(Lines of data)
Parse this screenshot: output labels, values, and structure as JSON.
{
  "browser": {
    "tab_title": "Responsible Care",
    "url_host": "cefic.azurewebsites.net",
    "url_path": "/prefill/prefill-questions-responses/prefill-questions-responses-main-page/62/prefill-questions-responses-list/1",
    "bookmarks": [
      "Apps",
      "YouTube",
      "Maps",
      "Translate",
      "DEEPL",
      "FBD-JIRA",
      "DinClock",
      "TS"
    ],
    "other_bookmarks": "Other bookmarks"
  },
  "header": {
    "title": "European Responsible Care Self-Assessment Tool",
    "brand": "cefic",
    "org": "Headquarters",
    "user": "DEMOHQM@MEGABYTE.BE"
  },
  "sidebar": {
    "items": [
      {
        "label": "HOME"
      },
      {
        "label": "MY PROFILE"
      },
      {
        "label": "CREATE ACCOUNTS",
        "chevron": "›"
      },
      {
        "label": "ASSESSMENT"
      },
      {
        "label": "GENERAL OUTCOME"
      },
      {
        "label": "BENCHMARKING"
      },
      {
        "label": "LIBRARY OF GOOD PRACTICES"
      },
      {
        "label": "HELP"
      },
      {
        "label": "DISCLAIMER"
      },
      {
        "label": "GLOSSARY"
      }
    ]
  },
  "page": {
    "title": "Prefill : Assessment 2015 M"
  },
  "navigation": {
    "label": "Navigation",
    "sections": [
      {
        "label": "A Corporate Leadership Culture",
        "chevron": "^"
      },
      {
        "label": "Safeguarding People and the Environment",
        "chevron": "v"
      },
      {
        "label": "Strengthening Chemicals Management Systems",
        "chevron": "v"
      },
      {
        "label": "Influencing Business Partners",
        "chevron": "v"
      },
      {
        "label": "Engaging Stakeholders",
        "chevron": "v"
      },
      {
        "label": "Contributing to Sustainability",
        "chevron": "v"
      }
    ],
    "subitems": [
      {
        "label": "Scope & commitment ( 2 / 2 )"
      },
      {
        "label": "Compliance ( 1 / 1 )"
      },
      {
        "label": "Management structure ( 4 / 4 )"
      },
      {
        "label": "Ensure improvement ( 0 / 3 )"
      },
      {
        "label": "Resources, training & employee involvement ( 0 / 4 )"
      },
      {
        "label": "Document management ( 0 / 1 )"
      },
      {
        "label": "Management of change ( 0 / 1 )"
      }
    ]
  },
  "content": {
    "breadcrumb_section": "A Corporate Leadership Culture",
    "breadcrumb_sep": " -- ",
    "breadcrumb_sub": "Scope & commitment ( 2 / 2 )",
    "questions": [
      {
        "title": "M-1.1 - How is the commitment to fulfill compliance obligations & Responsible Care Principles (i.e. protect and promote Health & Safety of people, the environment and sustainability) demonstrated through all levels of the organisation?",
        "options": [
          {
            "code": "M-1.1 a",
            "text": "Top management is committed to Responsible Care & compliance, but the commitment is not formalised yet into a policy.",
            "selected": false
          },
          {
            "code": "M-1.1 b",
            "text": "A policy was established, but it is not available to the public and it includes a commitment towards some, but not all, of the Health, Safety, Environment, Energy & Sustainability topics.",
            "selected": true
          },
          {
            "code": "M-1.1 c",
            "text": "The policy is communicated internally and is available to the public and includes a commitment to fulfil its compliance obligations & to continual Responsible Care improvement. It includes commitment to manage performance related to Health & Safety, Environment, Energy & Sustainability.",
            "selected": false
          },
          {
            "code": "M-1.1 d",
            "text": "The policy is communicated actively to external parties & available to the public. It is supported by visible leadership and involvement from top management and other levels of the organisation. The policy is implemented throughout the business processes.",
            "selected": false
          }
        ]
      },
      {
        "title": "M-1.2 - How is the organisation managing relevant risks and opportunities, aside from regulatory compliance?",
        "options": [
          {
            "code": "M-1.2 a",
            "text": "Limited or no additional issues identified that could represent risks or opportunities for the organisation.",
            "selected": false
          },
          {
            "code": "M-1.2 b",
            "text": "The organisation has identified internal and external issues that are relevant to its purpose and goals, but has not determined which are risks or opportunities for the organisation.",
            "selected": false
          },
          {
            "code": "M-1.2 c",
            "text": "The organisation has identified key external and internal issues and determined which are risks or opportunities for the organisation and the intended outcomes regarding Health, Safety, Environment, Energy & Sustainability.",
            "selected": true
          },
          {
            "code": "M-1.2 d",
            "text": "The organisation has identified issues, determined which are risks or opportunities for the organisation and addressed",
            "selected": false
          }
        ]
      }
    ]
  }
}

### TASK DETAILS
Give the listing above again, word for word.

### SOLUTION TO THE EXERCISE
Parse this screenshot: output labels, values, and structure as JSON.
{
  "browser": {
    "tab_title": "Responsible Care",
    "url_host": "cefic.azurewebsites.net",
    "url_path": "/prefill/prefill-questions-responses/prefill-questions-responses-main-page/62/prefill-questions-responses-list/1",
    "bookmarks": [
      "Apps",
      "YouTube",
      "Maps",
      "Translate",
      "DEEPL",
      "FBD-JIRA",
      "DinClock",
      "TS"
    ],
    "other_bookmarks": "Other bookmarks"
  },
  "header": {
    "title": "European Responsible Care Self-Assessment Tool",
    "brand": "cefic",
    "org": "Headquarters",
    "user": "DEMOHQM@MEGABYTE.BE"
  },
  "sidebar": {
    "items": [
      {
        "label": "HOME"
      },
      {
        "label": "MY PROFILE"
      },
      {
        "label": "CREATE ACCOUNTS",
        "chevron": "›"
      },
      {
        "label": "ASSESSMENT"
      },
      {
        "label": "GENERAL OUTCOME"
      },
      {
        "label": "BENCHMARKING"
      },
      {
        "label": "LIBRARY OF GOOD PRACTICES"
      },
      {
        "label": "HELP"
      },
      {
        "label": "DISCLAIMER"
      },
      {
        "label": "GLOSSARY"
      }
    ]
  },
  "page": {
    "title": "Prefill : Assessment 2015 M"
  },
  "navigation": {
    "label": "Navigation",
    "sections": [
      {
        "label": "A Corporate Leadership Culture",
        "chevron": "^"
      },
      {
        "label": "Safeguarding People and the Environment",
        "chevron": "v"
      },
      {
        "label": "Strengthening Chemicals Management Systems",
        "chevron": "v"
      },
      {
        "label": "Influencing Business Partners",
        "chevron": "v"
      },
      {
        "label": "Engaging Stakeholders",
        "chevron": "v"
      },
      {
        "label": "Contributing to Sustainability",
        "chevron": "v"
      }
    ],
    "subitems": [
      {
        "label": "Scope & commitment ( 2 / 2 )"
      },
      {
        "label": "Compliance ( 1 / 1 )"
      },
      {
        "label": "Management structure ( 4 / 4 )"
      },
      {
        "label": "Ensure improvement ( 0 / 3 )"
      },
      {
        "label": "Resources, training & employee involvement ( 0 / 4 )"
      },
      {
        "label": "Document management ( 0 / 1 )"
      },
      {
        "label": "Management of change ( 0 / 1 )"
      }
    ]
  },
  "content": {
    "breadcrumb_section": "A Corporate Leadership Culture",
    "breadcrumb_sep": " -- ",
    "breadcrumb_sub": "Scope & commitment ( 2 / 2 )",
    "questions": [
      {
        "title": "M-1.1 - How is the commitment to fulfill compliance obligations & Responsible Care Principles (i.e. protect and promote Health & Safety of people, the environment and sustainability) demonstrated through all levels of the organisation?",
        "options": [
          {
            "code": "M-1.1 a",
            "text": "Top management is committed to Responsible Care & compliance, but the commitment is not formalised yet into a policy.",
            "selected": false
          },
          {
            "code": "M-1.1 b",
            "text": "A policy was established, but it is not available to the public and it includes a commitment towards some, but not all, of the Health, Safety, Environment, Energy & Sustainability topics.",
            "selected": true
          },
          {
            "code": "M-1.1 c",
            "text": "The policy is communicated internally and is available to the public and includes a commitment to fulfil its compliance obligations & to continual Responsible Care improvement. It includes commitment to manage performance related to Health & Safety, Environment, Energy & Sustainability.",
            "selected": false
          },
          {
            "code": "M-1.1 d",
            "text": "The policy is communicated actively to external parties & available to the public. It is supported by visible leadership and involvement from top management and other levels of the organisation. The policy is implemented throughout the business processes.",
            "selected": false
          }
        ]
      },
      {
        "title": "M-1.2 - How is the organisation managing relevant risks and opportunities, aside from regulatory compliance?",
        "options": [
          {
            "code": "M-1.2 a",
            "text": "Limited or no additional issues identified that could represent risks or opportunities for the organisation.",
            "selected": false
          },
          {
            "code": "M-1.2 b",
            "text": "The organisation has identified internal and external issues that are relevant to its purpose and goals, but has not determined which are risks or opportunities for the organisation.",
            "selected": false
          },
          {
            "code": "M-1.2 c",
            "text": "The organisation has identified key external and internal issues and determined which are risks or opportunities for the organisation and the intended outcomes regarding Health, Safety, Environment, Energy & Sustainability.",
            "selected": true
          },
          {
            "code": "M-1.2 d",
            "text": "The organisation has identified issues, determined which are risks or opportunities for the organisation and addressed",
            "selected": false
          }
        ]
      }
    ]
  }
}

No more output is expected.